— START GIVEN RECORDS —
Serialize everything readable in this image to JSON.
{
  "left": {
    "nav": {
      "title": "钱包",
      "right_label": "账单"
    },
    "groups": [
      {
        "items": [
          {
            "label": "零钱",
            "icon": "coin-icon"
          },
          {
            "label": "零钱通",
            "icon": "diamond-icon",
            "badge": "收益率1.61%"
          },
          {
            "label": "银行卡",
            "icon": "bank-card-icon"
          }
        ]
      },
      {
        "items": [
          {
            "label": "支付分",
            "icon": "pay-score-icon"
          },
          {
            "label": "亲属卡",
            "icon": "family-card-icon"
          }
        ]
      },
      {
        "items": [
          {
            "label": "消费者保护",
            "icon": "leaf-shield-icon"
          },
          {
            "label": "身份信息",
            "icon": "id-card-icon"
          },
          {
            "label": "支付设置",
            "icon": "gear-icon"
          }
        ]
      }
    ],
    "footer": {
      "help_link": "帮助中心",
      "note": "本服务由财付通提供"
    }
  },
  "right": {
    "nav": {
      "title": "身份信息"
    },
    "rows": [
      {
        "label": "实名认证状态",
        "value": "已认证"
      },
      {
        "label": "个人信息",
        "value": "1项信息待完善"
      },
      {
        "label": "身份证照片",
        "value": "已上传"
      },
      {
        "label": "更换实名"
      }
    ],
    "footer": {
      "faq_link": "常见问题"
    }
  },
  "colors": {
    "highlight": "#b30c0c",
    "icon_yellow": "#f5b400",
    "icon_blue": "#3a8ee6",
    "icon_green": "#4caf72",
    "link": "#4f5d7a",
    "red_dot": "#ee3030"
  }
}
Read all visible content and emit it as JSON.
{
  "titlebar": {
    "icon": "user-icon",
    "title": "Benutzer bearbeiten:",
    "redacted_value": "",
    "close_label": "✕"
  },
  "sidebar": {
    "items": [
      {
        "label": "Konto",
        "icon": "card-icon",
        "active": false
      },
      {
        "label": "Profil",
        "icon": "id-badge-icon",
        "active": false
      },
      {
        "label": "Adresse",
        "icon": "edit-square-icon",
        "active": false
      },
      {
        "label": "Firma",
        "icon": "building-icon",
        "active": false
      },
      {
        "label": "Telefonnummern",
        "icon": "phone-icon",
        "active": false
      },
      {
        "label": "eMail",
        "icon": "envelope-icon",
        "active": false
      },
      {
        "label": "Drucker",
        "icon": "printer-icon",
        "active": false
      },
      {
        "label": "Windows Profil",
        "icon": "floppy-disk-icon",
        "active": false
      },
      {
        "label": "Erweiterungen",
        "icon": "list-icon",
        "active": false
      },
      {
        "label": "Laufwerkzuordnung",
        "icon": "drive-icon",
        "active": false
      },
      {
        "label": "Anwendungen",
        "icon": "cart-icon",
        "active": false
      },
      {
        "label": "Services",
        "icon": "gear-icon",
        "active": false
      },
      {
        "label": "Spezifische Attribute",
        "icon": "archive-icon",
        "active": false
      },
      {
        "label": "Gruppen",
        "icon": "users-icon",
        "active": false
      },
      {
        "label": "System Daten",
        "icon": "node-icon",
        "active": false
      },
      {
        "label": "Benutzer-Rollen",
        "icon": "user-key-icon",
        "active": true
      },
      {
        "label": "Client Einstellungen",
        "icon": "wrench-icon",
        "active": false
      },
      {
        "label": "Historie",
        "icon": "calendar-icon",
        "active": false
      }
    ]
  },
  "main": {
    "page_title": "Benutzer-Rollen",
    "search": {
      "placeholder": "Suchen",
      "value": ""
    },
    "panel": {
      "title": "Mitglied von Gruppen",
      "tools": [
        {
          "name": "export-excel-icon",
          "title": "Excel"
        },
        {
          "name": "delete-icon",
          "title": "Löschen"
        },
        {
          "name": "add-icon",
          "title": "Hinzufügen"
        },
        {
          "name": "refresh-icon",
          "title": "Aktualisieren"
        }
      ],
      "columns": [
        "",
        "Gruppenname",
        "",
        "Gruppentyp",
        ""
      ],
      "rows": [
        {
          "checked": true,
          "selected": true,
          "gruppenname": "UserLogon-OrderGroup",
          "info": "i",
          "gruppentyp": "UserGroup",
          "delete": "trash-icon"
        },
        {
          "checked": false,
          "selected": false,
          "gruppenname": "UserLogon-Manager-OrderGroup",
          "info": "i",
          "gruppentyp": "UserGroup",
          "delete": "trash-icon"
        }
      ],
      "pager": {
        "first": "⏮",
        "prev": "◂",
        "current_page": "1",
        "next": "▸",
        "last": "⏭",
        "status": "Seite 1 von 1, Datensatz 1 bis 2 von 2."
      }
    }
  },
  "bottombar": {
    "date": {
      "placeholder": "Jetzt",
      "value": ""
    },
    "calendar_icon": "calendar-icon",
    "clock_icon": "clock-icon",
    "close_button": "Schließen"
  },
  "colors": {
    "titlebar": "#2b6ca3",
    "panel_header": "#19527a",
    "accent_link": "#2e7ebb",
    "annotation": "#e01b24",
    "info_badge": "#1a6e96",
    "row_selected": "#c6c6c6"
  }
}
— END GIVEN RECORDS —
• GIVEN TASK:
All of the lines above need to be given again exactly.

• CORRECT RESPONSE:
Serialize everything readable in this image to JSON.
{
  "left": {
    "nav": {
      "title": "钱包",
      "right_label": "账单"
    },
    "groups": [
      {
        "items": [
          {
            "label": "零钱",
            "icon": "coin-icon"
          },
          {
            "label": "零钱通",
            "icon": "diamond-icon",
            "badge": "收益率1.61%"
          },
          {
            "label": "银行卡",
            "icon": "bank-card-icon"
          }
        ]
      },
      {
        "items": [
          {
            "label": "支付分",
            "icon": "pay-score-icon"
          },
          {
            "label": "亲属卡",
            "icon": "family-card-icon"
          }
        ]
      },
      {
        "items": [
          {
            "label": "消费者保护",
            "icon": "leaf-shield-icon"
          },
          {
            "label": "身份信息",
            "icon": "id-card-icon"
          },
          {
            "label": "支付设置",
            "icon": "gear-icon"
          }
        ]
      }
    ],
    "footer": {
      "help_link": "帮助中心",
      "note": "本服务由财付通提供"
    }
  },
  "right": {
    "nav": {
      "title": "身份信息"
    },
    "rows": [
      {
        "label": "实名认证状态",
        "value": "已认证"
      },
      {
        "label": "个人信息",
        "value": "1项信息待完善"
      },
      {
        "label": "身份证照片",
        "value": "已上传"
      },
      {
        "label": "更换实名"
      }
    ],
    "footer": {
      "faq_link": "常见问题"
    }
  },
  "colors": {
    "highlight": "#b30c0c",
    "icon_yellow": "#f5b400",
    "icon_blue": "#3a8ee6",
    "icon_green": "#4caf72",
    "link": "#4f5d7a",
    "red_dot": "#ee3030"
  }
}
Read all visible content and emit it as JSON.
{
  "titlebar": {
    "icon": "user-icon",
    "title": "Benutzer bearbeiten:",
    "redacted_value": "",
    "close_label": "✕"
  },
  "sidebar": {
    "items": [
      {
        "label": "Konto",
        "icon": "card-icon",
        "active": false
      },
      {
        "label": "Profil",
        "icon": "id-badge-icon",
        "active": false
      },
      {
        "label": "Adresse",
        "icon": "edit-square-icon",
        "active": false
      },
      {
        "label": "Firma",
        "icon": "building-icon",
        "active": false
      },
      {
        "label": "Telefonnummern",
        "icon": "phone-icon",
        "active": false
      },
      {
        "label": "eMail",
        "icon": "envelope-icon",
        "active": false
      },
      {
        "label": "Drucker",
        "icon": "printer-icon",
        "active": false
      },
      {
        "label": "Windows Profil",
        "icon": "floppy-disk-icon",
        "active": false
      },
      {
        "label": "Erweiterungen",
        "icon": "list-icon",
        "active": false
      },
      {
        "label": "Laufwerkzuordnung",
        "icon": "drive-icon",
        "active": false
      },
      {
        "label": "Anwendungen",
        "icon": "cart-icon",
        "active": false
      },
      {
        "label": "Services",
        "icon": "gear-icon",
        "active": false
      },
      {
        "label": "Spezifische Attribute",
        "icon": "archive-icon",
        "active": false
      },
      {
        "label": "Gruppen",
        "icon": "users-icon",
        "active": false
      },
      {
        "label": "System Daten",
        "icon": "node-icon",
        "active": false
      },
      {
        "label": "Benutzer-Rollen",
        "icon": "user-key-icon",
        "active": true
      },
      {
        "label": "Client Einstellungen",
        "icon": "wrench-icon",
        "active": false
      },
      {
        "label": "Historie",
        "icon": "calendar-icon",
        "active": false
      }
    ]
  },
  "main": {
    "page_title": "Benutzer-Rollen",
    "search": {
      "placeholder": "Suchen",
      "value": ""
    },
    "panel": {
      "title": "Mitglied von Gruppen",
      "tools": [
        {
          "name": "export-excel-icon",
          "title": "Excel"
        },
        {
          "name": "delete-icon",
          "title": "Löschen"
        },
        {
          "name": "add-icon",
          "title": "Hinzufügen"
        },
        {
          "name": "refresh-icon",
          "title": "Aktualisieren"
        }
      ],
      "columns": [
        "",
        "Gruppenname",
        "",
        "Gruppentyp",
        ""
      ],
      "rows": [
        {
          "checked": true,
          "selected": true,
          "gruppenname": "UserLogon-OrderGroup",
          "info": "i",
          "gruppentyp": "UserGroup",
          "delete": "trash-icon"
        },
        {
          "checked": false,
          "selected": false,
          "gruppenname": "UserLogon-Manager-OrderGroup",
          "info": "i",
          "gruppentyp": "UserGroup",
          "delete": "trash-icon"
        }
      ],
      "pager": {
        "first": "⏮",
        "prev": "◂",
        "current_page": "1",
        "next": "▸",
        "last": "⏭",
        "status": "Seite 1 von 1, Datensatz 1 bis 2 von 2."
      }
    }
  },
  "bottombar": {
    "date": {
      "placeholder": "Jetzt",
      "value": ""
    },
    "calendar_icon": "calendar-icon",
    "clock_icon": "clock-icon",
    "close_button": "Schließen"
  },
  "colors": {
    "titlebar": "#2b6ca3",
    "panel_header": "#19527a",
    "accent_link": "#2e7ebb",
    "annotation": "#e01b24",
    "info_badge": "#1a6e96",
    "row_selected": "#c6c6c6"
  }
}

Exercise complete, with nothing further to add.